*Figure contents as structured data*
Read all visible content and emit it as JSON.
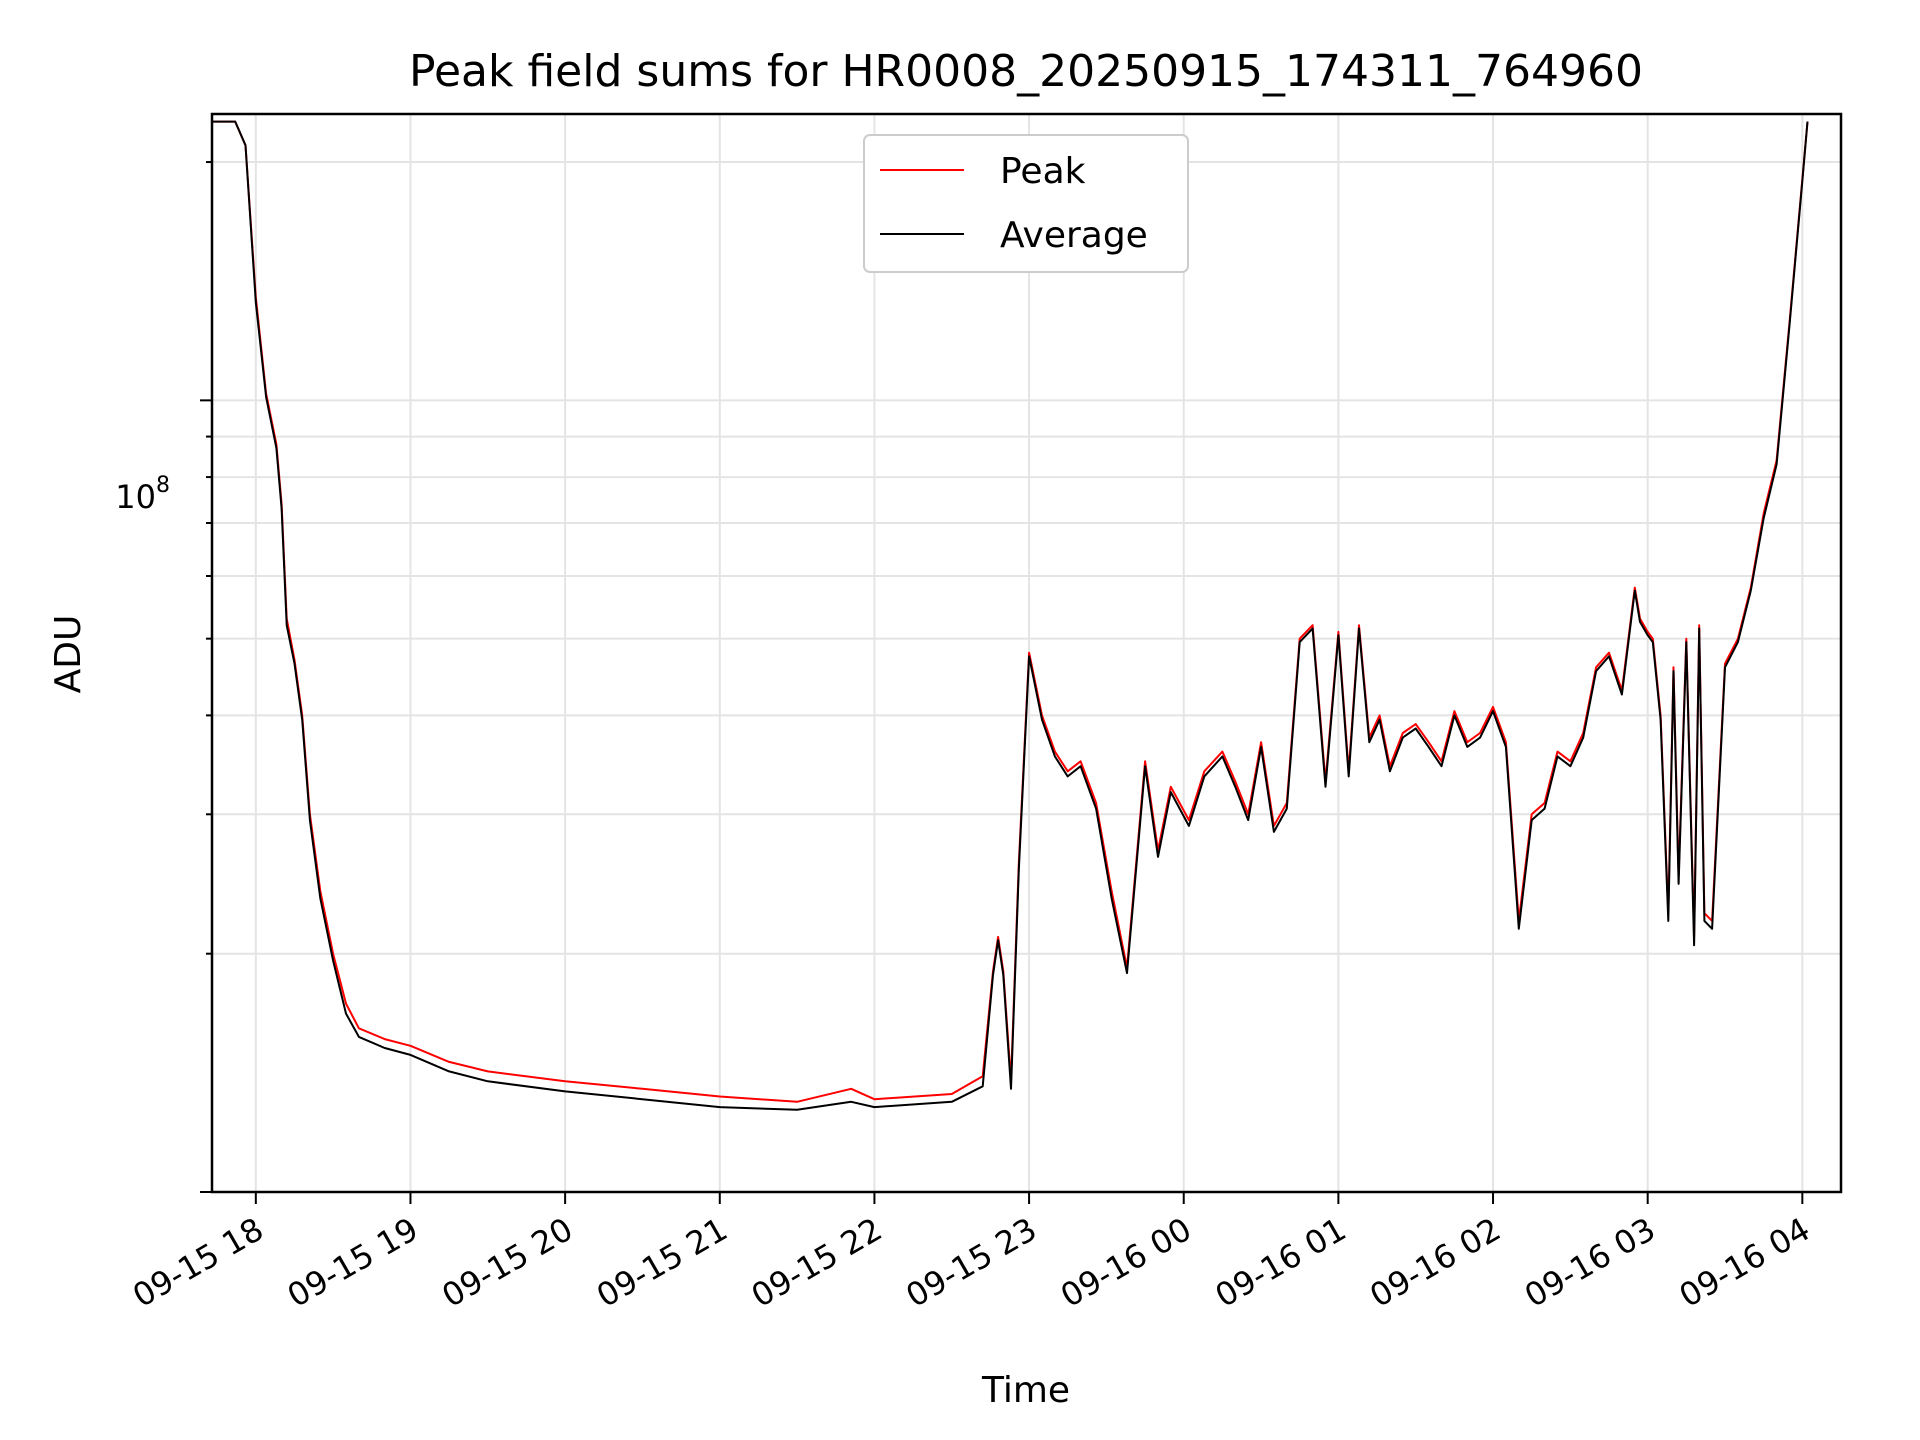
{
  "chart_data": {
    "type": "line",
    "title": "Peak field sums for HR0008_20250915_174311_764960",
    "xlabel": "Time",
    "ylabel": "ADU",
    "y_scale": "log",
    "ylim": [
      10000000,
      230000000
    ],
    "xlim": [
      "2025-09-15 17:43",
      "2025-09-16 04:15"
    ],
    "x_ticks": [
      "09-15 18",
      "09-15 19",
      "09-15 20",
      "09-15 21",
      "09-15 22",
      "09-15 23",
      "09-16 00",
      "09-16 01",
      "09-16 02",
      "09-16 03",
      "09-16 04"
    ],
    "y_ticks": [
      "10^8"
    ],
    "y_tick_base": "10",
    "y_tick_exp": "8",
    "grid": true,
    "legend": {
      "placement": "top-center",
      "entries": [
        "Peak",
        "Average"
      ]
    },
    "series": [
      {
        "name": "Peak",
        "color": "#ff0000",
        "x": [
          "2025-09-15 17:43",
          "2025-09-15 17:52",
          "2025-09-15 17:56",
          "2025-09-15 18:00",
          "2025-09-15 18:04",
          "2025-09-15 18:08",
          "2025-09-15 18:10",
          "2025-09-15 18:12",
          "2025-09-15 18:15",
          "2025-09-15 18:18",
          "2025-09-15 18:21",
          "2025-09-15 18:25",
          "2025-09-15 18:30",
          "2025-09-15 18:35",
          "2025-09-15 18:40",
          "2025-09-15 18:50",
          "2025-09-15 19:00",
          "2025-09-15 19:15",
          "2025-09-15 19:30",
          "2025-09-15 20:00",
          "2025-09-15 20:30",
          "2025-09-15 21:00",
          "2025-09-15 21:30",
          "2025-09-15 21:51",
          "2025-09-15 22:00",
          "2025-09-15 22:30",
          "2025-09-15 22:42",
          "2025-09-15 22:46",
          "2025-09-15 22:48",
          "2025-09-15 22:50",
          "2025-09-15 22:53",
          "2025-09-15 22:56",
          "2025-09-15 23:00",
          "2025-09-15 23:05",
          "2025-09-15 23:10",
          "2025-09-15 23:15",
          "2025-09-15 23:20",
          "2025-09-15 23:26",
          "2025-09-15 23:32",
          "2025-09-15 23:38",
          "2025-09-15 23:45",
          "2025-09-15 23:50",
          "2025-09-15 23:55",
          "2025-09-16 00:02",
          "2025-09-16 00:08",
          "2025-09-16 00:15",
          "2025-09-16 00:20",
          "2025-09-16 00:25",
          "2025-09-16 00:30",
          "2025-09-16 00:35",
          "2025-09-16 00:40",
          "2025-09-16 00:45",
          "2025-09-16 00:50",
          "2025-09-16 00:55",
          "2025-09-16 01:00",
          "2025-09-16 01:04",
          "2025-09-16 01:08",
          "2025-09-16 01:12",
          "2025-09-16 01:16",
          "2025-09-16 01:20",
          "2025-09-16 01:25",
          "2025-09-16 01:30",
          "2025-09-16 01:35",
          "2025-09-16 01:40",
          "2025-09-16 01:45",
          "2025-09-16 01:50",
          "2025-09-16 01:55",
          "2025-09-16 02:00",
          "2025-09-16 02:05",
          "2025-09-16 02:10",
          "2025-09-16 02:15",
          "2025-09-16 02:20",
          "2025-09-16 02:25",
          "2025-09-16 02:30",
          "2025-09-16 02:35",
          "2025-09-16 02:40",
          "2025-09-16 02:45",
          "2025-09-16 02:50",
          "2025-09-16 02:55",
          "2025-09-16 02:57",
          "2025-09-16 03:00",
          "2025-09-16 03:02",
          "2025-09-16 03:05",
          "2025-09-16 03:08",
          "2025-09-16 03:10",
          "2025-09-16 03:12",
          "2025-09-16 03:15",
          "2025-09-16 03:18",
          "2025-09-16 03:20",
          "2025-09-16 03:22",
          "2025-09-16 03:25",
          "2025-09-16 03:30",
          "2025-09-16 03:35",
          "2025-09-16 03:40",
          "2025-09-16 03:45",
          "2025-09-16 03:50",
          "2025-09-16 03:55",
          "2025-09-16 04:00",
          "2025-09-16 04:02"
        ],
        "y": [
          225000000,
          225000000,
          210000000,
          135000000,
          102000000,
          88000000,
          74000000,
          53000000,
          47000000,
          40000000,
          30000000,
          24000000,
          20000000,
          17300000,
          16100000,
          15600000,
          15300000,
          14600000,
          14200000,
          13800000,
          13500000,
          13200000,
          13000000,
          13500000,
          13100000,
          13300000,
          14000000,
          19000000,
          21000000,
          19000000,
          13800000,
          26000000,
          48000000,
          40000000,
          36000000,
          34000000,
          35000000,
          31000000,
          24000000,
          19200000,
          35000000,
          27000000,
          32500000,
          29500000,
          34000000,
          36000000,
          33000000,
          30000000,
          37000000,
          29000000,
          31000000,
          50000000,
          52000000,
          33000000,
          51000000,
          34000000,
          52000000,
          37500000,
          40000000,
          34500000,
          38000000,
          39000000,
          37000000,
          35000000,
          40500000,
          37000000,
          38000000,
          41000000,
          37000000,
          22000000,
          30000000,
          31000000,
          36000000,
          35000000,
          38000000,
          46000000,
          48000000,
          43000000,
          58000000,
          53000000,
          51000000,
          50000000,
          40000000,
          22500000,
          46000000,
          25000000,
          50000000,
          21000000,
          52000000,
          22500000,
          22000000,
          46500000,
          50000000,
          58000000,
          72000000,
          84000000,
          125000000,
          190000000,
          225000000
        ]
      },
      {
        "name": "Average",
        "color": "#000000",
        "x": [
          "2025-09-15 17:43",
          "2025-09-15 17:52",
          "2025-09-15 17:56",
          "2025-09-15 18:00",
          "2025-09-15 18:04",
          "2025-09-15 18:08",
          "2025-09-15 18:10",
          "2025-09-15 18:12",
          "2025-09-15 18:15",
          "2025-09-15 18:18",
          "2025-09-15 18:21",
          "2025-09-15 18:25",
          "2025-09-15 18:30",
          "2025-09-15 18:35",
          "2025-09-15 18:40",
          "2025-09-15 18:50",
          "2025-09-15 19:00",
          "2025-09-15 19:15",
          "2025-09-15 19:30",
          "2025-09-15 20:00",
          "2025-09-15 20:30",
          "2025-09-15 21:00",
          "2025-09-15 21:30",
          "2025-09-15 21:51",
          "2025-09-15 22:00",
          "2025-09-15 22:30",
          "2025-09-15 22:42",
          "2025-09-15 22:46",
          "2025-09-15 22:48",
          "2025-09-15 22:50",
          "2025-09-15 22:53",
          "2025-09-15 22:56",
          "2025-09-15 23:00",
          "2025-09-15 23:05",
          "2025-09-15 23:10",
          "2025-09-15 23:15",
          "2025-09-15 23:20",
          "2025-09-15 23:26",
          "2025-09-15 23:32",
          "2025-09-15 23:38",
          "2025-09-15 23:45",
          "2025-09-15 23:50",
          "2025-09-15 23:55",
          "2025-09-16 00:02",
          "2025-09-16 00:08",
          "2025-09-16 00:15",
          "2025-09-16 00:20",
          "2025-09-16 00:25",
          "2025-09-16 00:30",
          "2025-09-16 00:35",
          "2025-09-16 00:40",
          "2025-09-16 00:45",
          "2025-09-16 00:50",
          "2025-09-16 00:55",
          "2025-09-16 01:00",
          "2025-09-16 01:04",
          "2025-09-16 01:08",
          "2025-09-16 01:12",
          "2025-09-16 01:16",
          "2025-09-16 01:20",
          "2025-09-16 01:25",
          "2025-09-16 01:30",
          "2025-09-16 01:35",
          "2025-09-16 01:40",
          "2025-09-16 01:45",
          "2025-09-16 01:50",
          "2025-09-16 01:55",
          "2025-09-16 02:00",
          "2025-09-16 02:05",
          "2025-09-16 02:10",
          "2025-09-16 02:15",
          "2025-09-16 02:20",
          "2025-09-16 02:25",
          "2025-09-16 02:30",
          "2025-09-16 02:35",
          "2025-09-16 02:40",
          "2025-09-16 02:45",
          "2025-09-16 02:50",
          "2025-09-16 02:55",
          "2025-09-16 02:57",
          "2025-09-16 03:00",
          "2025-09-16 03:02",
          "2025-09-16 03:05",
          "2025-09-16 03:08",
          "2025-09-16 03:10",
          "2025-09-16 03:12",
          "2025-09-16 03:15",
          "2025-09-16 03:18",
          "2025-09-16 03:20",
          "2025-09-16 03:22",
          "2025-09-16 03:25",
          "2025-09-16 03:30",
          "2025-09-16 03:35",
          "2025-09-16 03:40",
          "2025-09-16 03:45",
          "2025-09-16 03:50",
          "2025-09-16 03:55",
          "2025-09-16 04:00",
          "2025-09-16 04:02"
        ],
        "y": [
          225000000,
          225000000,
          210000000,
          133000000,
          101000000,
          87000000,
          73000000,
          52000000,
          46500000,
          39500000,
          29500000,
          23500000,
          19600000,
          16800000,
          15700000,
          15200000,
          14900000,
          14200000,
          13800000,
          13400000,
          13100000,
          12800000,
          12700000,
          13000000,
          12800000,
          13000000,
          13600000,
          18800000,
          20800000,
          18800000,
          13500000,
          25500000,
          47500000,
          39500000,
          35500000,
          33500000,
          34500000,
          30500000,
          23500000,
          18900000,
          34500000,
          26500000,
          32000000,
          29000000,
          33500000,
          35500000,
          32500000,
          29500000,
          36500000,
          28500000,
          30500000,
          49500000,
          51500000,
          32500000,
          50500000,
          33500000,
          51500000,
          37000000,
          39500000,
          34000000,
          37500000,
          38500000,
          36500000,
          34500000,
          40000000,
          36500000,
          37500000,
          40500000,
          36500000,
          21500000,
          29500000,
          30500000,
          35500000,
          34500000,
          37500000,
          45500000,
          47500000,
          42500000,
          57500000,
          52500000,
          50500000,
          49500000,
          39500000,
          22000000,
          45500000,
          24500000,
          49500000,
          20500000,
          51500000,
          22000000,
          21500000,
          46000000,
          49500000,
          57500000,
          71000000,
          83000000,
          124000000,
          189000000,
          225000000
        ]
      }
    ]
  }
}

*Aim of the task*
State the number of lines in this listing that contain the string "Peak", and add nothing else.

*Result of the exercise*
3